Extracted entries -
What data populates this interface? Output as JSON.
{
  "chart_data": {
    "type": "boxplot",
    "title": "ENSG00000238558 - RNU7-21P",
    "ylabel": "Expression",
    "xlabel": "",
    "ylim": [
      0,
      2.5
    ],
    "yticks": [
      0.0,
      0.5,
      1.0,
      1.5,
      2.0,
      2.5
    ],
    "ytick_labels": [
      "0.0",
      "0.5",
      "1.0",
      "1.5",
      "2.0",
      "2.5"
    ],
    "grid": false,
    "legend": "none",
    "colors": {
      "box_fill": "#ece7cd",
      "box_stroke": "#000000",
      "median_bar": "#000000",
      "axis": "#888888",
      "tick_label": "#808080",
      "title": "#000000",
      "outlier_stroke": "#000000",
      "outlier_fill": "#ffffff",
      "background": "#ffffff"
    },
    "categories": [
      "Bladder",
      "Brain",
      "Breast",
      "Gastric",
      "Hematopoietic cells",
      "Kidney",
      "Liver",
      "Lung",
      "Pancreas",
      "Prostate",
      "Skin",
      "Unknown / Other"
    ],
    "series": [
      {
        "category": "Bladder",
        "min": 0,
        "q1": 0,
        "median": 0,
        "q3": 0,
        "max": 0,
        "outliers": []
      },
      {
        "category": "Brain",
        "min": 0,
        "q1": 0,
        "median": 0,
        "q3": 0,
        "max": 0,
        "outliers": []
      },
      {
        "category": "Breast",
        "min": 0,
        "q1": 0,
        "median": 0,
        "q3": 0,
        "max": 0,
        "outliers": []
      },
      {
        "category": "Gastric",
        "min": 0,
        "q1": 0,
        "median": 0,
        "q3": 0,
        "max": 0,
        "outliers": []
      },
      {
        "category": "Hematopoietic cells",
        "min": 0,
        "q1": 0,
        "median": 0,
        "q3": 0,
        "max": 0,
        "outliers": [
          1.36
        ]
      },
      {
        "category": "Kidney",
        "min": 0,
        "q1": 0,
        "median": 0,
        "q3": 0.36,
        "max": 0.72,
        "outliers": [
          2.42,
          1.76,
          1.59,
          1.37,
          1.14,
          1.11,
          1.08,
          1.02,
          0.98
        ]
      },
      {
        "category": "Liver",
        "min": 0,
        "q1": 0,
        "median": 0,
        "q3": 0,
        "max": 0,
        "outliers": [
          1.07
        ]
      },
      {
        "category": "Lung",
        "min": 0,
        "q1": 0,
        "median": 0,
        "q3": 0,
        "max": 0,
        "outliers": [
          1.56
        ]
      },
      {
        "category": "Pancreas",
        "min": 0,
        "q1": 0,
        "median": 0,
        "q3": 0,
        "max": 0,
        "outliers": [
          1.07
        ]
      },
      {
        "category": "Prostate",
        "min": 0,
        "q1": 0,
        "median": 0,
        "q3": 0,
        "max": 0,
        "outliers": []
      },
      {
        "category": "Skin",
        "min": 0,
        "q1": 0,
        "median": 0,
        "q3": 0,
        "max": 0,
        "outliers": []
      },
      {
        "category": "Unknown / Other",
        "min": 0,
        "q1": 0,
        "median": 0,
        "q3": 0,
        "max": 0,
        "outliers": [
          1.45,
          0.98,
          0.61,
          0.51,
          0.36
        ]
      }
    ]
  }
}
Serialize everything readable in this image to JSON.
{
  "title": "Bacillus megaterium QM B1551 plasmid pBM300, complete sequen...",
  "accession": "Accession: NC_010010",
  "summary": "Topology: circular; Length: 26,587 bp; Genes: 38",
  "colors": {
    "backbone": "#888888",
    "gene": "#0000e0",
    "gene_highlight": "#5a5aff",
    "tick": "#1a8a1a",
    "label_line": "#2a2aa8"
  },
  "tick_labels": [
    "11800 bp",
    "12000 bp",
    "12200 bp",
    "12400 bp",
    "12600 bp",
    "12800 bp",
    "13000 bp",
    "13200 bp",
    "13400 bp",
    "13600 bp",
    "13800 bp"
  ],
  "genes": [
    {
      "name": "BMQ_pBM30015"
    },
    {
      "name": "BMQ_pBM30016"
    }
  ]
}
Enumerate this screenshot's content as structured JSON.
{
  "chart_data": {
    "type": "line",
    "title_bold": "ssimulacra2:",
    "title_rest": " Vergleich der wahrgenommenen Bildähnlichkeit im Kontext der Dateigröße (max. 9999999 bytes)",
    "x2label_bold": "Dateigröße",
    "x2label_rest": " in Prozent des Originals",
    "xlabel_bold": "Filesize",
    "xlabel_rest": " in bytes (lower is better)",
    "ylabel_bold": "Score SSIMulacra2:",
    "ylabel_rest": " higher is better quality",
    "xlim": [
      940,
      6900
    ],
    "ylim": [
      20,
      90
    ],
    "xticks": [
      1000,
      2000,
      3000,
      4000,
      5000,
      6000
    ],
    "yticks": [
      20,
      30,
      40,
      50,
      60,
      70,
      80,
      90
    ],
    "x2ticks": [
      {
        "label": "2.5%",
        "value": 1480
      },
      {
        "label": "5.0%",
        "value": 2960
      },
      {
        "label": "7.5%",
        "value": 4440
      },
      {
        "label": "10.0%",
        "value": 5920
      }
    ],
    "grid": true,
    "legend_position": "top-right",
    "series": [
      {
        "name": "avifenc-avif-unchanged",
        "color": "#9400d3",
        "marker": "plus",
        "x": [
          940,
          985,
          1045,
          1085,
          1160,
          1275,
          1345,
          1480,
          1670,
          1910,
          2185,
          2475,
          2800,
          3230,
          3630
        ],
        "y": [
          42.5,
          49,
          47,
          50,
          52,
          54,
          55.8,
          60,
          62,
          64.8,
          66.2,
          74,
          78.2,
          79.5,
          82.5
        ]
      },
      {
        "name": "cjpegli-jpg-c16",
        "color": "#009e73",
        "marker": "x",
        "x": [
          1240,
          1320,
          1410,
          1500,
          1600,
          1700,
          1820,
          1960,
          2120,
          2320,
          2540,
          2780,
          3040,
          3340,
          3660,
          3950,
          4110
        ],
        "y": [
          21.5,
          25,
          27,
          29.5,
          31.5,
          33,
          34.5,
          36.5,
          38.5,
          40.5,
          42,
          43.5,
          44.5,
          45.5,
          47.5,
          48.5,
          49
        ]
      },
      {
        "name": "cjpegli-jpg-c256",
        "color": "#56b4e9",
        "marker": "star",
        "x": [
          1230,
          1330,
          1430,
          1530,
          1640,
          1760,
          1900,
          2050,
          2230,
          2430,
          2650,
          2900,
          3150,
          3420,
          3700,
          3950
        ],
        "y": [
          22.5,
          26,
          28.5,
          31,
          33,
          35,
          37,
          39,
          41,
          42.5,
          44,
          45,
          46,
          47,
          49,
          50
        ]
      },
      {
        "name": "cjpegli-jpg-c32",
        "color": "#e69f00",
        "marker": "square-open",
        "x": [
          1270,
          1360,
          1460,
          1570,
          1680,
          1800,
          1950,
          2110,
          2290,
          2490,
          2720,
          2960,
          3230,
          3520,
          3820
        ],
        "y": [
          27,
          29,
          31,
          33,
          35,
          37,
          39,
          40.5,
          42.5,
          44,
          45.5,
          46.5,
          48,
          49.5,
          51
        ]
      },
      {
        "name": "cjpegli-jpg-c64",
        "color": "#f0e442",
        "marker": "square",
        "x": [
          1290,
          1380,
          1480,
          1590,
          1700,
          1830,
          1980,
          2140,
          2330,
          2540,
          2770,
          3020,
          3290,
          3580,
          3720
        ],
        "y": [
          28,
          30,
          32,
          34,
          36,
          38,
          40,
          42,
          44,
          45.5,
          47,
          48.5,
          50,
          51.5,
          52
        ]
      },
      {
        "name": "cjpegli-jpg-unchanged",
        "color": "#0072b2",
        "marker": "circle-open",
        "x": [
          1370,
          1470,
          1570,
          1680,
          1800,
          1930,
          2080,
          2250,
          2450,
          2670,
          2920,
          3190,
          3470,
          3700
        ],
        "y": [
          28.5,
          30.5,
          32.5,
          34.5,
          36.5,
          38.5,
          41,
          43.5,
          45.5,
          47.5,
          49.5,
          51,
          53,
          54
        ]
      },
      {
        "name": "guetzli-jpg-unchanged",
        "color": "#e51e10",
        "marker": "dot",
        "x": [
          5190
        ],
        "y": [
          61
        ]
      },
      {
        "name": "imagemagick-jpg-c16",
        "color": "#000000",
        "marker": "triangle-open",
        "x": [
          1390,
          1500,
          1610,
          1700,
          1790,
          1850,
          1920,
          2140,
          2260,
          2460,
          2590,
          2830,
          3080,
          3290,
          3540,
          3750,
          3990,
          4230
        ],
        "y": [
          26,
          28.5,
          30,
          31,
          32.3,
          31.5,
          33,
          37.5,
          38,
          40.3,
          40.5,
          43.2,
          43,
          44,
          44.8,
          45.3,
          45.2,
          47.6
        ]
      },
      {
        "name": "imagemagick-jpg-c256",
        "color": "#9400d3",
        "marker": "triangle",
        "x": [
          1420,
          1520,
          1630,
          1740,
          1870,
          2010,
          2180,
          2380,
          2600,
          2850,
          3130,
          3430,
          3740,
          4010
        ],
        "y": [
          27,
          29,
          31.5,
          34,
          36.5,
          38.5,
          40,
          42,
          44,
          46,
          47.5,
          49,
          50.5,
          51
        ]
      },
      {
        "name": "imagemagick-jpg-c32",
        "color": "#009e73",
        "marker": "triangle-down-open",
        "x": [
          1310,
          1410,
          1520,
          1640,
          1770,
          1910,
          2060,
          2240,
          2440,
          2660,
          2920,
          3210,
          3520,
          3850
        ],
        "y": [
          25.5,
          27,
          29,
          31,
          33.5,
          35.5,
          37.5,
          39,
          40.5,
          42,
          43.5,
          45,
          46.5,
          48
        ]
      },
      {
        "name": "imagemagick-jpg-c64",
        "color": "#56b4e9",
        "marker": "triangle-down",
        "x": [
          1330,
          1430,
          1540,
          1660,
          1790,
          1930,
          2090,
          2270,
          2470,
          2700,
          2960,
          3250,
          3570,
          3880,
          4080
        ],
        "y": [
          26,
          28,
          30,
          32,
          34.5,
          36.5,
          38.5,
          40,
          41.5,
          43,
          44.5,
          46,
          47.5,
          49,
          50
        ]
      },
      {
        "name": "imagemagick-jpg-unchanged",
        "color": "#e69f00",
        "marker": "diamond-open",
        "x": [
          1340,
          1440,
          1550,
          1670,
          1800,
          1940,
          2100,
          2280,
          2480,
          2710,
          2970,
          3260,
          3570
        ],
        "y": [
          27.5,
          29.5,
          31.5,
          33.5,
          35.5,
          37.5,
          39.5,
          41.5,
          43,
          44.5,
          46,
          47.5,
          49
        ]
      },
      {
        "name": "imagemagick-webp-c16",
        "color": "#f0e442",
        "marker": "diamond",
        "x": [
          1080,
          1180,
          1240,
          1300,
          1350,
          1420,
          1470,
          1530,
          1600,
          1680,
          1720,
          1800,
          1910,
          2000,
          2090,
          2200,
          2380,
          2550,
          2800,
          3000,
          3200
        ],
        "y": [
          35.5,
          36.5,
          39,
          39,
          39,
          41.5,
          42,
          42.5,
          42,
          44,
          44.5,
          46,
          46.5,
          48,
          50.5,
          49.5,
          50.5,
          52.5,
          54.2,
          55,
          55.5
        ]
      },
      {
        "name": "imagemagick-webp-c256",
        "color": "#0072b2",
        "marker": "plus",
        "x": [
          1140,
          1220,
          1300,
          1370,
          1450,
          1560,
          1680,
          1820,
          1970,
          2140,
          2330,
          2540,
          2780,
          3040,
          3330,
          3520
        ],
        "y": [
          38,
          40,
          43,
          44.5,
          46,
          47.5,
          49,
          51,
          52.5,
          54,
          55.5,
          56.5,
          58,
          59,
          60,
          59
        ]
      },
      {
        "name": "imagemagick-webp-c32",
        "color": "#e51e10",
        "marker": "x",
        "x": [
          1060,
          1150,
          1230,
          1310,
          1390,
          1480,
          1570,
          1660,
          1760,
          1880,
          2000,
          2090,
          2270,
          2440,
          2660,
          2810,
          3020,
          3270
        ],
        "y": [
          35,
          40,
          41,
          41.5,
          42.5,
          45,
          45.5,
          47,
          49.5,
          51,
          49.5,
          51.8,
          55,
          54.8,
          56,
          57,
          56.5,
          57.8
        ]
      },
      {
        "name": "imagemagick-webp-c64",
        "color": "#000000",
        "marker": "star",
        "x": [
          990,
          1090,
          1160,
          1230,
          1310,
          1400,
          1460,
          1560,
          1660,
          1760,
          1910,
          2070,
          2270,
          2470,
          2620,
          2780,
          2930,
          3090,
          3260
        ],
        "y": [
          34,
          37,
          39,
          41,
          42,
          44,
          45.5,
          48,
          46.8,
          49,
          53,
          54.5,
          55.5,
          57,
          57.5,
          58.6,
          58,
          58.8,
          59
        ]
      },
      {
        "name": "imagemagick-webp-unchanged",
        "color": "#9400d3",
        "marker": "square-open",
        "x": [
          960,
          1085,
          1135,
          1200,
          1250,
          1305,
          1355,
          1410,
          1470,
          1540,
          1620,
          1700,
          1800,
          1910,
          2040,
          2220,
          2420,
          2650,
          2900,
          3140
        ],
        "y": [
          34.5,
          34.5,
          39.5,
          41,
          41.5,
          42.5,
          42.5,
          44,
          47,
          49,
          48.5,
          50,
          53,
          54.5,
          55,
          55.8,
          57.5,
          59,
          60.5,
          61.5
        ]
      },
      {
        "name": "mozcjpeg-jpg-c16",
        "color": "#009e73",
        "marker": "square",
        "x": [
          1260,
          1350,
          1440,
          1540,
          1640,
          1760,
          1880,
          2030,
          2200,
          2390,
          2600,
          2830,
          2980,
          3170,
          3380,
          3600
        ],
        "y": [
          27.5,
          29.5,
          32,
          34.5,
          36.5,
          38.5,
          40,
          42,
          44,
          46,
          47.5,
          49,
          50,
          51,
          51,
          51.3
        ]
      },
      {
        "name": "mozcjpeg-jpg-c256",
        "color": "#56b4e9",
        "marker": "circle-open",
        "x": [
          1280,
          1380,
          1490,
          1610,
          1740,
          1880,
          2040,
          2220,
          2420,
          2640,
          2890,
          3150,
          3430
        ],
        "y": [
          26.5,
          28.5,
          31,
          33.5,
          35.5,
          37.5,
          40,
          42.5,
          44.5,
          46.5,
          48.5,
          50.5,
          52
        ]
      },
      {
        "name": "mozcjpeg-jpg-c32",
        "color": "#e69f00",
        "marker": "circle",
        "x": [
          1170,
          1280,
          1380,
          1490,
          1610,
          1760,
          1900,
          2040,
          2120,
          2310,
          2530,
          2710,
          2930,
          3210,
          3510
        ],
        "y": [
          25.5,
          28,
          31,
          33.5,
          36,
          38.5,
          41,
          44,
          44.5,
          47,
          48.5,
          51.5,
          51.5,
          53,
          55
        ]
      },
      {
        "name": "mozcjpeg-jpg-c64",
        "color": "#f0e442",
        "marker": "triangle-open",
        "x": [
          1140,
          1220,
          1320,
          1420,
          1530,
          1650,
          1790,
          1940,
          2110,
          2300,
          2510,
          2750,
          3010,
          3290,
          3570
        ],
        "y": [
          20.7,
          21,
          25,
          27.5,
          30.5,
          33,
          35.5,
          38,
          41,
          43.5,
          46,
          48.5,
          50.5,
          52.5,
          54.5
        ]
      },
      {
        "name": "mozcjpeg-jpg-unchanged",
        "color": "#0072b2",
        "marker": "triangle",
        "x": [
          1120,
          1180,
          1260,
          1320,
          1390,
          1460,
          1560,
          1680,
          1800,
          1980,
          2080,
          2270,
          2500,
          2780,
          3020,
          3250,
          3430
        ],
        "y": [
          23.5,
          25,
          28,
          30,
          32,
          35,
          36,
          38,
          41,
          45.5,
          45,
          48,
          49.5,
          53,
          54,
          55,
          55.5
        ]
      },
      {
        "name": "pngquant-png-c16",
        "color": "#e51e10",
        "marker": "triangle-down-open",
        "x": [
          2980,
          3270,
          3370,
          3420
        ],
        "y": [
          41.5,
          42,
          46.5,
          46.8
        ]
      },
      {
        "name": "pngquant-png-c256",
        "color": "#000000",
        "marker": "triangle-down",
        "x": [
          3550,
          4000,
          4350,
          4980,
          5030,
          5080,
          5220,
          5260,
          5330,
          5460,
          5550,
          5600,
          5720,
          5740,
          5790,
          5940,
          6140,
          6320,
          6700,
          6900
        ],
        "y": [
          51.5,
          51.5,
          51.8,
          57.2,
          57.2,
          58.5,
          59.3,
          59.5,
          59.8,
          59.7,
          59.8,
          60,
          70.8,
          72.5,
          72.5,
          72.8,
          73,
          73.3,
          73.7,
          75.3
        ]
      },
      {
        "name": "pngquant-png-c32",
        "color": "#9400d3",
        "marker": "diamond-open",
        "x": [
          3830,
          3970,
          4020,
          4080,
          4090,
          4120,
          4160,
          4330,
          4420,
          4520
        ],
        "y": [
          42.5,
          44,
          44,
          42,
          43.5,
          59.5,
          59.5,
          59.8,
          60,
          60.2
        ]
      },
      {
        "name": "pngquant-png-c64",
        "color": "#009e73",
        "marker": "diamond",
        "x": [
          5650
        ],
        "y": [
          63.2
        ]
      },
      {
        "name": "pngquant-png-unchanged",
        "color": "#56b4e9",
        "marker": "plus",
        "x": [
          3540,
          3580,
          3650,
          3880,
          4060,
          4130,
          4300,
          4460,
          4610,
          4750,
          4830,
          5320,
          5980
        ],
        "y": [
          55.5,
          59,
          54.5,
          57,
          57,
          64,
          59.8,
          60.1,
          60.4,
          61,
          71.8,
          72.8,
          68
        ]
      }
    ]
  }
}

Aim of the task - Scan the entries above and show each line that contains the word "webp".

Task answer -
        "name": "imagemagick-webp-c16",
        "name": "imagemagick-webp-c256",
        "name": "imagemagick-webp-c32",
        "name": "imagemagick-webp-c64",
        "name": "imagemagick-webp-unchanged",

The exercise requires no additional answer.